--- Aim of the exercise ---
Copy every line in the records below that contains the word "screenshot".

[Data entries]

┄┄┄┄┄┄┄┄┄┄

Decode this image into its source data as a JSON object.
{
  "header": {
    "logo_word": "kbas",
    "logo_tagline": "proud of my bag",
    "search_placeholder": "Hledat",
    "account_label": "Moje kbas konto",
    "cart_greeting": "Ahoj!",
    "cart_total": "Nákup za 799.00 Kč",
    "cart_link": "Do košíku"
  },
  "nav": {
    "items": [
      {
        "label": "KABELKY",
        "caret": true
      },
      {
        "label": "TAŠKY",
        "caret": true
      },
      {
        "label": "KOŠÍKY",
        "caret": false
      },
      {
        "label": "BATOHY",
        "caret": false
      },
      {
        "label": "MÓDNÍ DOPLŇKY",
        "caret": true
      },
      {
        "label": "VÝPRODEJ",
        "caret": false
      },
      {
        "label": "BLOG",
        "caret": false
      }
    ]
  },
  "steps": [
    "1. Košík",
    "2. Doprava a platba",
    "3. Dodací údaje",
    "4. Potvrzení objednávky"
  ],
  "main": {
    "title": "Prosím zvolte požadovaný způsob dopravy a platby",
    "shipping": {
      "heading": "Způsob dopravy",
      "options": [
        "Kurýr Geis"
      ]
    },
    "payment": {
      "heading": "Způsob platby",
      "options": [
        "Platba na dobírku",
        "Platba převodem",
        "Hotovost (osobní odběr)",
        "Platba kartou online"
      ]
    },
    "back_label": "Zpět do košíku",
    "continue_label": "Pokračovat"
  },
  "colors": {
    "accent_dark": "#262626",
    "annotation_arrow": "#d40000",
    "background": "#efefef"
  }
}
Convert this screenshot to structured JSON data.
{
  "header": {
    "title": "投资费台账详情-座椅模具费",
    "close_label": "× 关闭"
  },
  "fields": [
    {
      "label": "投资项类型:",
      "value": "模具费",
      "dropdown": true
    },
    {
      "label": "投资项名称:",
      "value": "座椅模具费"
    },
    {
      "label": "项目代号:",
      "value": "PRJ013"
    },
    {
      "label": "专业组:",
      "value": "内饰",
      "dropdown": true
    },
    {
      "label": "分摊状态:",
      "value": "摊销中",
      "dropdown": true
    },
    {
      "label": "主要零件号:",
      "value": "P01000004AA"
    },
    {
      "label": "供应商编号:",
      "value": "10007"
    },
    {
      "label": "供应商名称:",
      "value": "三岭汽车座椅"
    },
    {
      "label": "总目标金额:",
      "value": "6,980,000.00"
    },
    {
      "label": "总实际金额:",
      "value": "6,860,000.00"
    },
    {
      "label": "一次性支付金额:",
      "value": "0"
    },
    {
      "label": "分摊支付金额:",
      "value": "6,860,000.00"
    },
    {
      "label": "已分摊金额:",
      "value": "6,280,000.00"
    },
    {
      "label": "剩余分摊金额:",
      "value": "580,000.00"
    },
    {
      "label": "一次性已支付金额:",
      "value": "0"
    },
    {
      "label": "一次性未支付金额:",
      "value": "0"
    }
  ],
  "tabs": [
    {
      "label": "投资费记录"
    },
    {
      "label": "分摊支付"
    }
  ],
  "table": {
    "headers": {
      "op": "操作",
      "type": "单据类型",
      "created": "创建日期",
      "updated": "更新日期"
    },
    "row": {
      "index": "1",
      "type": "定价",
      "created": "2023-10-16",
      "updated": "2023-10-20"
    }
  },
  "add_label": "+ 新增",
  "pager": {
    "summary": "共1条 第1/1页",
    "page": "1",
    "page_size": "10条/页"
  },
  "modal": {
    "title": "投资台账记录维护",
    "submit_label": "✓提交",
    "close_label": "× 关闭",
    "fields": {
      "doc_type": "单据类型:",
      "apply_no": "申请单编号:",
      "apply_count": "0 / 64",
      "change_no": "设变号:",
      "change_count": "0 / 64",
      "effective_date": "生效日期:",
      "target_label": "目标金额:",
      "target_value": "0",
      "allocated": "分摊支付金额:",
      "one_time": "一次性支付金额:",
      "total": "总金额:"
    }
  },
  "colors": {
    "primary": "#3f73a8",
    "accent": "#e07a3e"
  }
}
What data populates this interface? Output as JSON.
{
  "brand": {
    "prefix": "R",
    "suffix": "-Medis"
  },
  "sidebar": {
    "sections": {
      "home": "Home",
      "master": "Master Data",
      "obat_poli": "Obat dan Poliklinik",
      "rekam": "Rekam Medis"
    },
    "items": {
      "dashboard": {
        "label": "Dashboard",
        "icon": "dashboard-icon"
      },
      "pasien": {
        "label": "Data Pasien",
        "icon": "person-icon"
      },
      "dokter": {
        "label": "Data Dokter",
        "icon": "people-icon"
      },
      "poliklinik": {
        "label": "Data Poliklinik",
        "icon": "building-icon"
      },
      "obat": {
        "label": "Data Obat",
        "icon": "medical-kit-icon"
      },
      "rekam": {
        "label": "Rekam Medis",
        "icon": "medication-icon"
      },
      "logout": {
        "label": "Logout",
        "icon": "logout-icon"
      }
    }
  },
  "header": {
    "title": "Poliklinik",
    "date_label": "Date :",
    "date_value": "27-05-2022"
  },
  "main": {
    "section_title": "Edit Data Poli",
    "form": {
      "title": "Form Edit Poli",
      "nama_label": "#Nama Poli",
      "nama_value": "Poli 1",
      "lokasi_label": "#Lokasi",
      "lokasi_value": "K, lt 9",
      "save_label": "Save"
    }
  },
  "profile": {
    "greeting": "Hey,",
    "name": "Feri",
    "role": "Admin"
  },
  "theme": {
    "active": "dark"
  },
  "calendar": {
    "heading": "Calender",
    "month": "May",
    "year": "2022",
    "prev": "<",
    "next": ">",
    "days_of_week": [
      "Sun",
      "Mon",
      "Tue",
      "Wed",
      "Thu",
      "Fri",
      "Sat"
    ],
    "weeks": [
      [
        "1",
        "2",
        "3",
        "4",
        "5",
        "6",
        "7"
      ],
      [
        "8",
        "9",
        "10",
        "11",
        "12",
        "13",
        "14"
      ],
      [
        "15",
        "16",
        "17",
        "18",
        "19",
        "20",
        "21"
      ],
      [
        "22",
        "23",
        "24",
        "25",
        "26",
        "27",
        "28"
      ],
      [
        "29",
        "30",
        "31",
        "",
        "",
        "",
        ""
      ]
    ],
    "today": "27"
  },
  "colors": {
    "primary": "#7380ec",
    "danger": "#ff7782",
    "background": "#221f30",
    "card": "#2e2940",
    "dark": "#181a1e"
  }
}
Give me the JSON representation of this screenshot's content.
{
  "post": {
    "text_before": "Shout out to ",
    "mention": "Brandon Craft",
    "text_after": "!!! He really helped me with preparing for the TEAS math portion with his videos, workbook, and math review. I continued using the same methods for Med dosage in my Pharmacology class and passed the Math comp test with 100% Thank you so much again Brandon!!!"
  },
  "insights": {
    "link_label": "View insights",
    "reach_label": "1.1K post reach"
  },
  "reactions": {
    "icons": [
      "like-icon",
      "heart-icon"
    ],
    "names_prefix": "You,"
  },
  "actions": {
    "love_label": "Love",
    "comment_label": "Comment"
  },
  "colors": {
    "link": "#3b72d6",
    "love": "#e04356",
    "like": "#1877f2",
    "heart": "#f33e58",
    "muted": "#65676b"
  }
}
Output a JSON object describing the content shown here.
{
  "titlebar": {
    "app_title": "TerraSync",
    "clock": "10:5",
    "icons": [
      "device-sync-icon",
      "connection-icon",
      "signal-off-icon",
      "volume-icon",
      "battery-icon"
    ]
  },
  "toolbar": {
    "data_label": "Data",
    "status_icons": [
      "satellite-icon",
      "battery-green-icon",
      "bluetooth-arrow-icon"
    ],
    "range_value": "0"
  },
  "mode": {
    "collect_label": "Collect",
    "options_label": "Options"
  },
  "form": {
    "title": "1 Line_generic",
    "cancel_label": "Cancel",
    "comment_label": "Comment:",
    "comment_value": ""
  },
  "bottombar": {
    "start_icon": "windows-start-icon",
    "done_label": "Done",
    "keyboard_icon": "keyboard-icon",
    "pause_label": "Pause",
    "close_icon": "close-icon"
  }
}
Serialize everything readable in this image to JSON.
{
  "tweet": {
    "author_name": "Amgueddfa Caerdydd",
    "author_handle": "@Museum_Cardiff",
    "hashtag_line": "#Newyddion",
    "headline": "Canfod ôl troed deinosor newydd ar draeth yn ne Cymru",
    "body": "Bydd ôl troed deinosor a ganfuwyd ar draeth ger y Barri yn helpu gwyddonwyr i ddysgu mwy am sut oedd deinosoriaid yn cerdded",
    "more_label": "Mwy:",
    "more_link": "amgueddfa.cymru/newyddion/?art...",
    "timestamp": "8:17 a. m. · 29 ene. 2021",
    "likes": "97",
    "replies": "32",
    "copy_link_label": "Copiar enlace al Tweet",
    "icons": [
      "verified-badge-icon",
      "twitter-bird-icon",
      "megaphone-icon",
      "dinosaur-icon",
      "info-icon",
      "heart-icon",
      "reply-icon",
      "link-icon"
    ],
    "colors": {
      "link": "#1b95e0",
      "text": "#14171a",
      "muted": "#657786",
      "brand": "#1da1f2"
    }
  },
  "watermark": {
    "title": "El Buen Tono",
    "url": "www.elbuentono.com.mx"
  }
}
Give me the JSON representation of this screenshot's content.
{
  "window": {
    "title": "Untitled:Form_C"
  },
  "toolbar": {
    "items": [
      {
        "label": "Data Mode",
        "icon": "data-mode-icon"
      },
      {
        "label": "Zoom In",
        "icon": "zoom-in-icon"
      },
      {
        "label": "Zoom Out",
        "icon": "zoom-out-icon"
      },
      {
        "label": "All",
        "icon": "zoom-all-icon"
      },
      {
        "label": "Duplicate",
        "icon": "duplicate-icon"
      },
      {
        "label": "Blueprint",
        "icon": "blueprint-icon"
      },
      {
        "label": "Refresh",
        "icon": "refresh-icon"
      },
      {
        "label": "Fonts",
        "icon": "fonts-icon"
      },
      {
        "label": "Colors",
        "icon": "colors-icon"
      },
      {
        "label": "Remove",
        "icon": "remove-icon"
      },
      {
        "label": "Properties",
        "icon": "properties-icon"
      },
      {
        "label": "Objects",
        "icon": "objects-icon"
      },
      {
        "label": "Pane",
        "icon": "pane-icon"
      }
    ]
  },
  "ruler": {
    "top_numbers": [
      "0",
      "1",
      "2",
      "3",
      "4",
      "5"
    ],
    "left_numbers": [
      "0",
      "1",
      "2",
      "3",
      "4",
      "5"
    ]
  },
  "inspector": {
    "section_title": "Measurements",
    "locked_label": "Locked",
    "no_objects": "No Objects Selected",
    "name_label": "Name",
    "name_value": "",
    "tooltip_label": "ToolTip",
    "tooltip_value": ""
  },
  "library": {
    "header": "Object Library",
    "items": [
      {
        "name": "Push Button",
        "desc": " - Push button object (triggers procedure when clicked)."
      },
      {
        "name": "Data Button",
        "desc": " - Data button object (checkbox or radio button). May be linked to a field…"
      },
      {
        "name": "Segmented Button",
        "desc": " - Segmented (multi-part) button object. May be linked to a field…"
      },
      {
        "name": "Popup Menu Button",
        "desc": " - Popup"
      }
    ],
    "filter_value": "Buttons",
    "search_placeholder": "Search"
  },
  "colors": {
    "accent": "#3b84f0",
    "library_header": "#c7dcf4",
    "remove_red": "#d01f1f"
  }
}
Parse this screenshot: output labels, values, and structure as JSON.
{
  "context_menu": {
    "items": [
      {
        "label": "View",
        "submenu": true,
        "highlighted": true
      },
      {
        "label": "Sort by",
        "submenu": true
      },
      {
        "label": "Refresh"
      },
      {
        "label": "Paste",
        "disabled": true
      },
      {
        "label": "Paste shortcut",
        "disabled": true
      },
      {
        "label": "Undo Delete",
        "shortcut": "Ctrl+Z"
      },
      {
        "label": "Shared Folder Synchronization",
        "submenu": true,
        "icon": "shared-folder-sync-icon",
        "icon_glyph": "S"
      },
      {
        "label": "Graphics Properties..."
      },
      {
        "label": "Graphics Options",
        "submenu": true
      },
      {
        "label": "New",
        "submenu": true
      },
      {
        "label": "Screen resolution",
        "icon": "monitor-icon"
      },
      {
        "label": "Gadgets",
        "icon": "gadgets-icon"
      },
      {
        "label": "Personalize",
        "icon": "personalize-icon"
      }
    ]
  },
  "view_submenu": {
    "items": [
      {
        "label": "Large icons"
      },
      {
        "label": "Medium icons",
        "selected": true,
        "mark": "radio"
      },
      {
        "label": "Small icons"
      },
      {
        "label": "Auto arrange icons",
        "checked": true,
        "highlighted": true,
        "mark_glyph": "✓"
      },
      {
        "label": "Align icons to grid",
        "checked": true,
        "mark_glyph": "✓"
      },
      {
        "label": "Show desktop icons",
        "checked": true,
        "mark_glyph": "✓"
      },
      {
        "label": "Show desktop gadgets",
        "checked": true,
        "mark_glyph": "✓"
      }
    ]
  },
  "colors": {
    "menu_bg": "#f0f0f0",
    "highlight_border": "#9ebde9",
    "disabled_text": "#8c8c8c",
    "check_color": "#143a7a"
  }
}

┄┄┄┄┄┄┄┄┄┄

--- Answer below ---
Convert this screenshot to structured JSON data.
Give me the JSON representation of this screenshot's content.
Give me the JSON representation of this screenshot's content.
Parse this screenshot: output labels, values, and structure as JSON.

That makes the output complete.